- [GIVEN EXERCISE]
Note each line of the listing that contains the string "cardigan", and copy it.

........

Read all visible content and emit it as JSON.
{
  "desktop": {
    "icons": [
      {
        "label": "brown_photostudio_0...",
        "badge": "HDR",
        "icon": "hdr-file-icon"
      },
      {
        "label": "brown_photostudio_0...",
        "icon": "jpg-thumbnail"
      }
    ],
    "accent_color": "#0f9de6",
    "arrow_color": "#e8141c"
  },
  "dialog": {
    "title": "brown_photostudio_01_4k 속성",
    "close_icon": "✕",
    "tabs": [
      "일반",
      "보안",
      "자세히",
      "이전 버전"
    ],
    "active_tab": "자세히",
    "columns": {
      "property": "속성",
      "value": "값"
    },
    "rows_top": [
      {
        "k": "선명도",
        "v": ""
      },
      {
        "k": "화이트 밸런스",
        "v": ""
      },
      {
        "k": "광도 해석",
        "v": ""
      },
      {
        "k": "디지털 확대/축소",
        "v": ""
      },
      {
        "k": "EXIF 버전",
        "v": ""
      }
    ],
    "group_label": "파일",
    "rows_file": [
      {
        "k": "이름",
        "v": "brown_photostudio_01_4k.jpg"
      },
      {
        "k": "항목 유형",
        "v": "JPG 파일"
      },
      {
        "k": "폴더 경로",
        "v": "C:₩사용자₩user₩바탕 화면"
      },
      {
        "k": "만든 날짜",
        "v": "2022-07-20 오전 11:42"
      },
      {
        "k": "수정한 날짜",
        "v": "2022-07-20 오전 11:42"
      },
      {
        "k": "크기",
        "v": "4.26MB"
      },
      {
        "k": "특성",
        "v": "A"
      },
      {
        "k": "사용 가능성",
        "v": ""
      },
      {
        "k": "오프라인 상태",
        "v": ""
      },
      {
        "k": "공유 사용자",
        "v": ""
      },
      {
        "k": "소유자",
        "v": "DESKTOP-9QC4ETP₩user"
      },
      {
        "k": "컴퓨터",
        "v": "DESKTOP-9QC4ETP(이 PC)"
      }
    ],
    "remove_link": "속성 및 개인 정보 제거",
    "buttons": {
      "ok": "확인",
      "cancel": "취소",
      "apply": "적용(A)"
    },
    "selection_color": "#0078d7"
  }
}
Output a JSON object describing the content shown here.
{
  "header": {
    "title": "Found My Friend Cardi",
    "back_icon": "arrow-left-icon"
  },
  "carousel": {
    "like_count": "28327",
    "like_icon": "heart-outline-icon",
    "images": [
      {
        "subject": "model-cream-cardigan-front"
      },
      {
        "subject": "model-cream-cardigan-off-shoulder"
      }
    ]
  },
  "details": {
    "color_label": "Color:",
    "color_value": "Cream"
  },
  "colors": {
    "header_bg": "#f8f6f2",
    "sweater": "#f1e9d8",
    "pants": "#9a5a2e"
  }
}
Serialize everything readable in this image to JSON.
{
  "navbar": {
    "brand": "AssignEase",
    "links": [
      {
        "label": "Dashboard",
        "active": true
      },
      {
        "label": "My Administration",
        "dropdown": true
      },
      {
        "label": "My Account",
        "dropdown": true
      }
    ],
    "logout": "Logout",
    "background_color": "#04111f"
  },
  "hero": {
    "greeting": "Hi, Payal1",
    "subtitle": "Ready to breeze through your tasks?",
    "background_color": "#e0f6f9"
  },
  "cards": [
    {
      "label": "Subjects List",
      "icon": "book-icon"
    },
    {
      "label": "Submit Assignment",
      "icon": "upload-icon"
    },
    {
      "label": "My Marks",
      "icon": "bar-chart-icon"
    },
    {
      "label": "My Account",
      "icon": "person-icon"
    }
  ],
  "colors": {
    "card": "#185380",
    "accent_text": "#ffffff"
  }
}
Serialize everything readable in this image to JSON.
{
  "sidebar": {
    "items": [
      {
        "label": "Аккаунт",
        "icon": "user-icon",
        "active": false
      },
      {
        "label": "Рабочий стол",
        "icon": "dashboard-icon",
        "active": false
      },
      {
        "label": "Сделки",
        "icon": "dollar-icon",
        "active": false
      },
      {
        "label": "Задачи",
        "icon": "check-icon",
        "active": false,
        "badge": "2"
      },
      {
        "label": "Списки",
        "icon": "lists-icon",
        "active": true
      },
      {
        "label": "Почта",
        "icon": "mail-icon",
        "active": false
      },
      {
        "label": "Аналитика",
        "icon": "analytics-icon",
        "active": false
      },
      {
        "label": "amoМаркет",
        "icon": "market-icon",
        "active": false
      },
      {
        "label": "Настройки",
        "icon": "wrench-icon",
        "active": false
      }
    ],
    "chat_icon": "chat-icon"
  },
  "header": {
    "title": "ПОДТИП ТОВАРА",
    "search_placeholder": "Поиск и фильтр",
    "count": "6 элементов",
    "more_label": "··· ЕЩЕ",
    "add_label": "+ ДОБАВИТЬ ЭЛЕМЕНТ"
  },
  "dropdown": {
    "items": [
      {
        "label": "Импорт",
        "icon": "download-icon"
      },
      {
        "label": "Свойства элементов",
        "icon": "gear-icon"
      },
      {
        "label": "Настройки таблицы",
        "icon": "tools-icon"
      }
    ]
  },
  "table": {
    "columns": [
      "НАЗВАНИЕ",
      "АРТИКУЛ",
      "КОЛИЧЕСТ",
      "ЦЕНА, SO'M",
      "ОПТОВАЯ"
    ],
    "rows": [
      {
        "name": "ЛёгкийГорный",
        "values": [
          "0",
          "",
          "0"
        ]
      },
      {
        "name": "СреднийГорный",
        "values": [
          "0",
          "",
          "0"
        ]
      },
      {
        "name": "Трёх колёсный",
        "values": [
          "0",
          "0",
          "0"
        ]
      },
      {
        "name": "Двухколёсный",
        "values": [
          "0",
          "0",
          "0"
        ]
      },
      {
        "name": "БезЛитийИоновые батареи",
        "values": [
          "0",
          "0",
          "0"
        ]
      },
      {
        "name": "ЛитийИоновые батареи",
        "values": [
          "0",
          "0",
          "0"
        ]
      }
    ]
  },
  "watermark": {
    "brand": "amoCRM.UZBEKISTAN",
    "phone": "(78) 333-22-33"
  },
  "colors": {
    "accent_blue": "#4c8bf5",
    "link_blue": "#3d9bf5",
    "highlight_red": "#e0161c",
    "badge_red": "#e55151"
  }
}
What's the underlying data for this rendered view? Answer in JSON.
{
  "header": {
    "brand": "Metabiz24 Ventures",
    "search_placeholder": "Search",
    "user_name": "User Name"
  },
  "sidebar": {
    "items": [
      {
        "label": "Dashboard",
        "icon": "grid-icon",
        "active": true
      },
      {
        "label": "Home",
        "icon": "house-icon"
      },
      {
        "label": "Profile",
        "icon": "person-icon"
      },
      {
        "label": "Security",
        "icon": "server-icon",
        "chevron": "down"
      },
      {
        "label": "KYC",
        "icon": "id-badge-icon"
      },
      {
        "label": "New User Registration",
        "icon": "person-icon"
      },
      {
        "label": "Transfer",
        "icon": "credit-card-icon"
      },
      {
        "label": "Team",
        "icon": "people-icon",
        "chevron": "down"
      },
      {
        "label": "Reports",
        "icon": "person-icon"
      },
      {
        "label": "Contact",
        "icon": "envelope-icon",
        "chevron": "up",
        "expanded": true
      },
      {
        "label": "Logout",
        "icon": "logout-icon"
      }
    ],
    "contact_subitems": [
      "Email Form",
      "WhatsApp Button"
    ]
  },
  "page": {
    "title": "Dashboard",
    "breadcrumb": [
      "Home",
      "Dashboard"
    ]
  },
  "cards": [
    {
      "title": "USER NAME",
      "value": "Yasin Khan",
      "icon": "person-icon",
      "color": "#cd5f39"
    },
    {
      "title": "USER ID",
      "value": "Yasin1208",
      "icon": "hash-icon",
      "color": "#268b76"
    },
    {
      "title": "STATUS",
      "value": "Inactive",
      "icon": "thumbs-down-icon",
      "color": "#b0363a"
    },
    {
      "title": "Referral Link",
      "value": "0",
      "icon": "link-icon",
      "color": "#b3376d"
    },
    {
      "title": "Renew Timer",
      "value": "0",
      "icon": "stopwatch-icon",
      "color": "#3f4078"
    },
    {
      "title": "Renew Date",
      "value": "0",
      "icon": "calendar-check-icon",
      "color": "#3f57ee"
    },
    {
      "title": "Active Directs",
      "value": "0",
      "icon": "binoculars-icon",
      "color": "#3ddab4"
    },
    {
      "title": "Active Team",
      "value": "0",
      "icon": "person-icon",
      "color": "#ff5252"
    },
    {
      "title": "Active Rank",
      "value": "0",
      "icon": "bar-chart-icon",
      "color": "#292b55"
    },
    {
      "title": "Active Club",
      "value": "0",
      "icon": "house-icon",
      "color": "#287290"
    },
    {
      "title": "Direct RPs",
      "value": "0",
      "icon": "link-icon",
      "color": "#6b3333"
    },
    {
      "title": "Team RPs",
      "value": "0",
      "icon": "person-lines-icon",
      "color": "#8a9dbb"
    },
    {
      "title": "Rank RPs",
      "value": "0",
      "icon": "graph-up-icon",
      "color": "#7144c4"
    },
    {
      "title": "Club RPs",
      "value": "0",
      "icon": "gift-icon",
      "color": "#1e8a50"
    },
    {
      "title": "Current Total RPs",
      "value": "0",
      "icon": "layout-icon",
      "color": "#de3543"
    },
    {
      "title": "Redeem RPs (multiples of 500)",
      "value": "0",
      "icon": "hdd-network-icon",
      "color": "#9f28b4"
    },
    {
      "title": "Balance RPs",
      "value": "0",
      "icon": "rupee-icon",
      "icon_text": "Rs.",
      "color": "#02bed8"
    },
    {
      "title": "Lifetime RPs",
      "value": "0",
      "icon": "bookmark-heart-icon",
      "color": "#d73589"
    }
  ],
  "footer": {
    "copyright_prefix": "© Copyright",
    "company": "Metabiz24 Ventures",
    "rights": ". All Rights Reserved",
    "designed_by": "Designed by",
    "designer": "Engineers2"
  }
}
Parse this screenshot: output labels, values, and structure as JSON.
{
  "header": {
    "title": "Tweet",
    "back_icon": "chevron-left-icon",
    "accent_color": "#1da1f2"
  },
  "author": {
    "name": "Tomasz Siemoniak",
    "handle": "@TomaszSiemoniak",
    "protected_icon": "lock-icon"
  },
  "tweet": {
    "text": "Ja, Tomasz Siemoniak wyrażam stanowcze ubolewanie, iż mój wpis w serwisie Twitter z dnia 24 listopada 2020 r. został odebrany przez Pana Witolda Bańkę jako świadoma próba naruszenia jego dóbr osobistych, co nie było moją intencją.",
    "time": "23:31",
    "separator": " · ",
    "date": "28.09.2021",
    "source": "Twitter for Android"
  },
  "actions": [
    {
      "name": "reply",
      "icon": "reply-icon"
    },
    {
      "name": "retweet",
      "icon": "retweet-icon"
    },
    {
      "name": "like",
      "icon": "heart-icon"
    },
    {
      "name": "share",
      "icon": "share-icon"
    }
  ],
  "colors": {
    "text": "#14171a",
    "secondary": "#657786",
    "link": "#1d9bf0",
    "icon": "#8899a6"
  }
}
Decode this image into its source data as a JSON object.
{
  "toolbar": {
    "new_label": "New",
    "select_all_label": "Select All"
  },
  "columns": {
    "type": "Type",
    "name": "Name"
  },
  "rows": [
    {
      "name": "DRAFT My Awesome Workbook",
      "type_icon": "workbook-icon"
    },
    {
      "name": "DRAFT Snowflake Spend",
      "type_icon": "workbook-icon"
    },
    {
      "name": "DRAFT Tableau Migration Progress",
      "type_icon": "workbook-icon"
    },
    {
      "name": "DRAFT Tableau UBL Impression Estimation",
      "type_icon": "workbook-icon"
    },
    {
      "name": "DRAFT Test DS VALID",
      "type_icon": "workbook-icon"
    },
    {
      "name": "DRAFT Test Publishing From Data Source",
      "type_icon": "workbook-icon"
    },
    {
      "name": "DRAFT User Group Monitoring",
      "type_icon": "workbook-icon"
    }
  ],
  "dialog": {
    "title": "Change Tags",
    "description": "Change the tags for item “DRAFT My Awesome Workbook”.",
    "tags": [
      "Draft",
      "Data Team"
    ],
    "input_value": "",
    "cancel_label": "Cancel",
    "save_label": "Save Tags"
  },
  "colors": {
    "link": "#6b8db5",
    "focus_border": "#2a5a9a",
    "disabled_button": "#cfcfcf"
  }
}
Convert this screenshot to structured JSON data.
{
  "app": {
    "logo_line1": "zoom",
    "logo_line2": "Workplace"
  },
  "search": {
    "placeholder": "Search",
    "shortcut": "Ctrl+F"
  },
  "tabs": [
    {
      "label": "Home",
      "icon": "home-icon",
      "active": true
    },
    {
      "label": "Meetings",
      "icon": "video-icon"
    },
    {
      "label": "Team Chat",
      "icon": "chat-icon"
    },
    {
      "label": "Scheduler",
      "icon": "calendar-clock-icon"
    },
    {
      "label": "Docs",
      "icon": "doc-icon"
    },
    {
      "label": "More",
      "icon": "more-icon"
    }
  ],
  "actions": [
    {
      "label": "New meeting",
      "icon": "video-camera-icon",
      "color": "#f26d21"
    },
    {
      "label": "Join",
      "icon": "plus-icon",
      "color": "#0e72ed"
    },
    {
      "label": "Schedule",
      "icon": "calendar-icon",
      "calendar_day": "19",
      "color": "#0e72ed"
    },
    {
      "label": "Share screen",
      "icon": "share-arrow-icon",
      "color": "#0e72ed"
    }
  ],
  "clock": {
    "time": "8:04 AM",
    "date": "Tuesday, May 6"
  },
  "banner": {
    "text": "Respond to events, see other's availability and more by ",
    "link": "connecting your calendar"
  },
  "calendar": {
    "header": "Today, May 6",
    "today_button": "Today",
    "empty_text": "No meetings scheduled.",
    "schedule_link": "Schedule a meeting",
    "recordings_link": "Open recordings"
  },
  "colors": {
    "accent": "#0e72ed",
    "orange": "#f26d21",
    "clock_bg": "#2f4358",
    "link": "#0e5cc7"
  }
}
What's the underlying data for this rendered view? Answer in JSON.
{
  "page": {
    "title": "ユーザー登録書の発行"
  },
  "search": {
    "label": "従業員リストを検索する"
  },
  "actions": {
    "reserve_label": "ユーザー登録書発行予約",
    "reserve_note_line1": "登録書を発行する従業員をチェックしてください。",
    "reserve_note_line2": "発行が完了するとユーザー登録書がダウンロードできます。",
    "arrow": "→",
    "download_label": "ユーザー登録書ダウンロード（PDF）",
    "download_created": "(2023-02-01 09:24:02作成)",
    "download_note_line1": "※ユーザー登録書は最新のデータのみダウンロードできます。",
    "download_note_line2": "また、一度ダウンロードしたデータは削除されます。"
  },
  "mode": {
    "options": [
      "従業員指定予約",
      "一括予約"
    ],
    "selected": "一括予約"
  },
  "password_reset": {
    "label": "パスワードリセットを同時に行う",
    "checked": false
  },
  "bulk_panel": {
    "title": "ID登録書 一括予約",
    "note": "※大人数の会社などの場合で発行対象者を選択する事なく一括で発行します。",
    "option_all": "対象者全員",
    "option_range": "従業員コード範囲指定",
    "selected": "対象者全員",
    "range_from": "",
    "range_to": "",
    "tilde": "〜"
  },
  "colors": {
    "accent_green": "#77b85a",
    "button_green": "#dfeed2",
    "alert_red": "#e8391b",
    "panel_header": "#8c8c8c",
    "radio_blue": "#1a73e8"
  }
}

........

- [SOLUTION]
        "subject": "model-cream-cardigan-front"
        "subject": "model-cream-cardigan-off-shoulder"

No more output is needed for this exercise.